:: WHAT TO DO ::
Give the material again in full, matching it exactly.

:: EXTRACTED MATERIAL ::
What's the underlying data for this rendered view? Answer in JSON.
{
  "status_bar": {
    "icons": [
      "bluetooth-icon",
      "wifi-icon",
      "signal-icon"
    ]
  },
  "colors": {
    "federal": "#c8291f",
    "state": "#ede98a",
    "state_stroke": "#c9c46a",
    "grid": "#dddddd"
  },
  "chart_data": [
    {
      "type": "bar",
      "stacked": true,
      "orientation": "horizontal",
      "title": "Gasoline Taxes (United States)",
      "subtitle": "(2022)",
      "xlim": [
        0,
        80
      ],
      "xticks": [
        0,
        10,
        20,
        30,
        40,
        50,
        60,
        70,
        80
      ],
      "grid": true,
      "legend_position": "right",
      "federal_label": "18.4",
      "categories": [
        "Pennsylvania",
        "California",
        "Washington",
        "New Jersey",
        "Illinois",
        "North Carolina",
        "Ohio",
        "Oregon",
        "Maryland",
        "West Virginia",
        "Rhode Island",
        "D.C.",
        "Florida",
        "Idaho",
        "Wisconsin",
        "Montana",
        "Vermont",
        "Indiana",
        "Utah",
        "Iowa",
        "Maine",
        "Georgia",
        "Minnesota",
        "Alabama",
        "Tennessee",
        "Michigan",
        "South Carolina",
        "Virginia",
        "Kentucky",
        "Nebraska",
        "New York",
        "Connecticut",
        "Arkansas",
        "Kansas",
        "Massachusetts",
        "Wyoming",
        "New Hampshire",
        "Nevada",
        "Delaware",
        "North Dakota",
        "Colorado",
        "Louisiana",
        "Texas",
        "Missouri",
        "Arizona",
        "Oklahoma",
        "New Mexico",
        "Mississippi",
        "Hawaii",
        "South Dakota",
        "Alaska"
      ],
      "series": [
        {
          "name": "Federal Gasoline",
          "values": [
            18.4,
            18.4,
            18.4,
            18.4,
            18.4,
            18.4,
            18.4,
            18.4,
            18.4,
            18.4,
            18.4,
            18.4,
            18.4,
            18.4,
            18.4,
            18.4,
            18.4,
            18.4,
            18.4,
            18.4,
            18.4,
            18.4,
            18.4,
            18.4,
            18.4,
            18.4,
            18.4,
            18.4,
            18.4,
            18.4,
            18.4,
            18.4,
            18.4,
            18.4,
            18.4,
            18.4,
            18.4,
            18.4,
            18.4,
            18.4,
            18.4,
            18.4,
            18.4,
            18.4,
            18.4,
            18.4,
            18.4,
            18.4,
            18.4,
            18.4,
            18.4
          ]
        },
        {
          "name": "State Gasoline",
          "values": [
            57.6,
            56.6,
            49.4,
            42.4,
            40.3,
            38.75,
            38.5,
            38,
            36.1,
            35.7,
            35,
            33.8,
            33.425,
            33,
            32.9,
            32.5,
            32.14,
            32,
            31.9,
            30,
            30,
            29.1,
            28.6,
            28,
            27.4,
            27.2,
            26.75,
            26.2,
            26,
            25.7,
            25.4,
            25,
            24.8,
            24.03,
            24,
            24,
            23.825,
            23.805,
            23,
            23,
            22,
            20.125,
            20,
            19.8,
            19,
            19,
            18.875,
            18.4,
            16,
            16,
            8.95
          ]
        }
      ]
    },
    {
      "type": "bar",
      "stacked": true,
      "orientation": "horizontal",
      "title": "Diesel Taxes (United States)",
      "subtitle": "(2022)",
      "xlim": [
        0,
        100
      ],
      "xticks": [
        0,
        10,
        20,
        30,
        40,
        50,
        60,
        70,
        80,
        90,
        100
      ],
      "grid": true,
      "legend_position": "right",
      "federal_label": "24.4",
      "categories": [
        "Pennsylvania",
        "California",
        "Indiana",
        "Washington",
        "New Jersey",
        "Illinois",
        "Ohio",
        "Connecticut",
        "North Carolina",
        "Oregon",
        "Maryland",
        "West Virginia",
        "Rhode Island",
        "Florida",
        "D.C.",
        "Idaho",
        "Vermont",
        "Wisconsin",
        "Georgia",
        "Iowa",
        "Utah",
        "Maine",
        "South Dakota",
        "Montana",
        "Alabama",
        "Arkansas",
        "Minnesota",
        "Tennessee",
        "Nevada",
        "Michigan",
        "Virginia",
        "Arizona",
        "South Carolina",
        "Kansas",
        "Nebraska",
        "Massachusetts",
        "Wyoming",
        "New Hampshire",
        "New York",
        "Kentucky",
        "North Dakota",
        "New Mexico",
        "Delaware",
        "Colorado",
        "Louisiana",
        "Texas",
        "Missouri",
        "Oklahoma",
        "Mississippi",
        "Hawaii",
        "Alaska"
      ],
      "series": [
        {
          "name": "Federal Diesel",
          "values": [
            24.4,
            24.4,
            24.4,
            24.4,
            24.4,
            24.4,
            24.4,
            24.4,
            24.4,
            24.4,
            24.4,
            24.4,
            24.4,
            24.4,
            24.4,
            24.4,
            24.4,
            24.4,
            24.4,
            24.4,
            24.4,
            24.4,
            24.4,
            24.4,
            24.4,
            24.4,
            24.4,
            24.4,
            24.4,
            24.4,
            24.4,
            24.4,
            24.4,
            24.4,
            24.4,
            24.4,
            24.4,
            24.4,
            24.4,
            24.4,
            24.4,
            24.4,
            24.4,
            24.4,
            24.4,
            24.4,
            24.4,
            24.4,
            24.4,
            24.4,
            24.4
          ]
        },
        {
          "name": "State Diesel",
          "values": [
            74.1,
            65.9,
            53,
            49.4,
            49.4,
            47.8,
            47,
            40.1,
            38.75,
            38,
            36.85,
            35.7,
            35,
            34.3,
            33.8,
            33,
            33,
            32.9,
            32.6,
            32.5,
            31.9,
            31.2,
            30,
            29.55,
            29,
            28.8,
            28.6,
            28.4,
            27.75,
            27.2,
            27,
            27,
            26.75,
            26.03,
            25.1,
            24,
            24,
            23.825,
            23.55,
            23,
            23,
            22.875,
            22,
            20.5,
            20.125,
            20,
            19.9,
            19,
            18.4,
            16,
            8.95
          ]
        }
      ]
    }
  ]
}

:: PROBLEM SOLUTION ::
What's the underlying data for this rendered view? Answer in JSON.
{
  "status_bar": {
    "icons": [
      "bluetooth-icon",
      "wifi-icon",
      "signal-icon"
    ]
  },
  "colors": {
    "federal": "#c8291f",
    "state": "#ede98a",
    "state_stroke": "#c9c46a",
    "grid": "#dddddd"
  },
  "chart_data": [
    {
      "type": "bar",
      "stacked": true,
      "orientation": "horizontal",
      "title": "Gasoline Taxes (United States)",
      "subtitle": "(2022)",
      "xlim": [
        0,
        80
      ],
      "xticks": [
        0,
        10,
        20,
        30,
        40,
        50,
        60,
        70,
        80
      ],
      "grid": true,
      "legend_position": "right",
      "federal_label": "18.4",
      "categories": [
        "Pennsylvania",
        "California",
        "Washington",
        "New Jersey",
        "Illinois",
        "North Carolina",
        "Ohio",
        "Oregon",
        "Maryland",
        "West Virginia",
        "Rhode Island",
        "D.C.",
        "Florida",
        "Idaho",
        "Wisconsin",
        "Montana",
        "Vermont",
        "Indiana",
        "Utah",
        "Iowa",
        "Maine",
        "Georgia",
        "Minnesota",
        "Alabama",
        "Tennessee",
        "Michigan",
        "South Carolina",
        "Virginia",
        "Kentucky",
        "Nebraska",
        "New York",
        "Connecticut",
        "Arkansas",
        "Kansas",
        "Massachusetts",
        "Wyoming",
        "New Hampshire",
        "Nevada",
        "Delaware",
        "North Dakota",
        "Colorado",
        "Louisiana",
        "Texas",
        "Missouri",
        "Arizona",
        "Oklahoma",
        "New Mexico",
        "Mississippi",
        "Hawaii",
        "South Dakota",
        "Alaska"
      ],
      "series": [
        {
          "name": "Federal Gasoline",
          "values": [
            18.4,
            18.4,
            18.4,
            18.4,
            18.4,
            18.4,
            18.4,
            18.4,
            18.4,
            18.4,
            18.4,
            18.4,
            18.4,
            18.4,
            18.4,
            18.4,
            18.4,
            18.4,
            18.4,
            18.4,
            18.4,
            18.4,
            18.4,
            18.4,
            18.4,
            18.4,
            18.4,
            18.4,
            18.4,
            18.4,
            18.4,
            18.4,
            18.4,
            18.4,
            18.4,
            18.4,
            18.4,
            18.4,
            18.4,
            18.4,
            18.4,
            18.4,
            18.4,
            18.4,
            18.4,
            18.4,
            18.4,
            18.4,
            18.4,
            18.4,
            18.4
          ]
        },
        {
          "name": "State Gasoline",
          "values": [
            57.6,
            56.6,
            49.4,
            42.4,
            40.3,
            38.75,
            38.5,
            38,
            36.1,
            35.7,
            35,
            33.8,
            33.425,
            33,
            32.9,
            32.5,
            32.14,
            32,
            31.9,
            30,
            30,
            29.1,
            28.6,
            28,
            27.4,
            27.2,
            26.75,
            26.2,
            26,
            25.7,
            25.4,
            25,
            24.8,
            24.03,
            24,
            24,
            23.825,
            23.805,
            23,
            23,
            22,
            20.125,
            20,
            19.8,
            19,
            19,
            18.875,
            18.4,
            16,
            16,
            8.95
          ]
        }
      ]
    },
    {
      "type": "bar",
      "stacked": true,
      "orientation": "horizontal",
      "title": "Diesel Taxes (United States)",
      "subtitle": "(2022)",
      "xlim": [
        0,
        100
      ],
      "xticks": [
        0,
        10,
        20,
        30,
        40,
        50,
        60,
        70,
        80,
        90,
        100
      ],
      "grid": true,
      "legend_position": "right",
      "federal_label": "24.4",
      "categories": [
        "Pennsylvania",
        "California",
        "Indiana",
        "Washington",
        "New Jersey",
        "Illinois",
        "Ohio",
        "Connecticut",
        "North Carolina",
        "Oregon",
        "Maryland",
        "West Virginia",
        "Rhode Island",
        "Florida",
        "D.C.",
        "Idaho",
        "Vermont",
        "Wisconsin",
        "Georgia",
        "Iowa",
        "Utah",
        "Maine",
        "South Dakota",
        "Montana",
        "Alabama",
        "Arkansas",
        "Minnesota",
        "Tennessee",
        "Nevada",
        "Michigan",
        "Virginia",
        "Arizona",
        "South Carolina",
        "Kansas",
        "Nebraska",
        "Massachusetts",
        "Wyoming",
        "New Hampshire",
        "New York",
        "Kentucky",
        "North Dakota",
        "New Mexico",
        "Delaware",
        "Colorado",
        "Louisiana",
        "Texas",
        "Missouri",
        "Oklahoma",
        "Mississippi",
        "Hawaii",
        "Alaska"
      ],
      "series": [
        {
          "name": "Federal Diesel",
          "values": [
            24.4,
            24.4,
            24.4,
            24.4,
            24.4,
            24.4,
            24.4,
            24.4,
            24.4,
            24.4,
            24.4,
            24.4,
            24.4,
            24.4,
            24.4,
            24.4,
            24.4,
            24.4,
            24.4,
            24.4,
            24.4,
            24.4,
            24.4,
            24.4,
            24.4,
            24.4,
            24.4,
            24.4,
            24.4,
            24.4,
            24.4,
            24.4,
            24.4,
            24.4,
            24.4,
            24.4,
            24.4,
            24.4,
            24.4,
            24.4,
            24.4,
            24.4,
            24.4,
            24.4,
            24.4,
            24.4,
            24.4,
            24.4,
            24.4,
            24.4,
            24.4
          ]
        },
        {
          "name": "State Diesel",
          "values": [
            74.1,
            65.9,
            53,
            49.4,
            49.4,
            47.8,
            47,
            40.1,
            38.75,
            38,
            36.85,
            35.7,
            35,
            34.3,
            33.8,
            33,
            33,
            32.9,
            32.6,
            32.5,
            31.9,
            31.2,
            30,
            29.55,
            29,
            28.8,
            28.6,
            28.4,
            27.75,
            27.2,
            27,
            27,
            26.75,
            26.03,
            25.1,
            24,
            24,
            23.825,
            23.55,
            23,
            23,
            22.875,
            22,
            20.5,
            20.125,
            20,
            19.9,
            19,
            18.4,
            16,
            8.95
          ]
        }
      ]
    }
  ]
}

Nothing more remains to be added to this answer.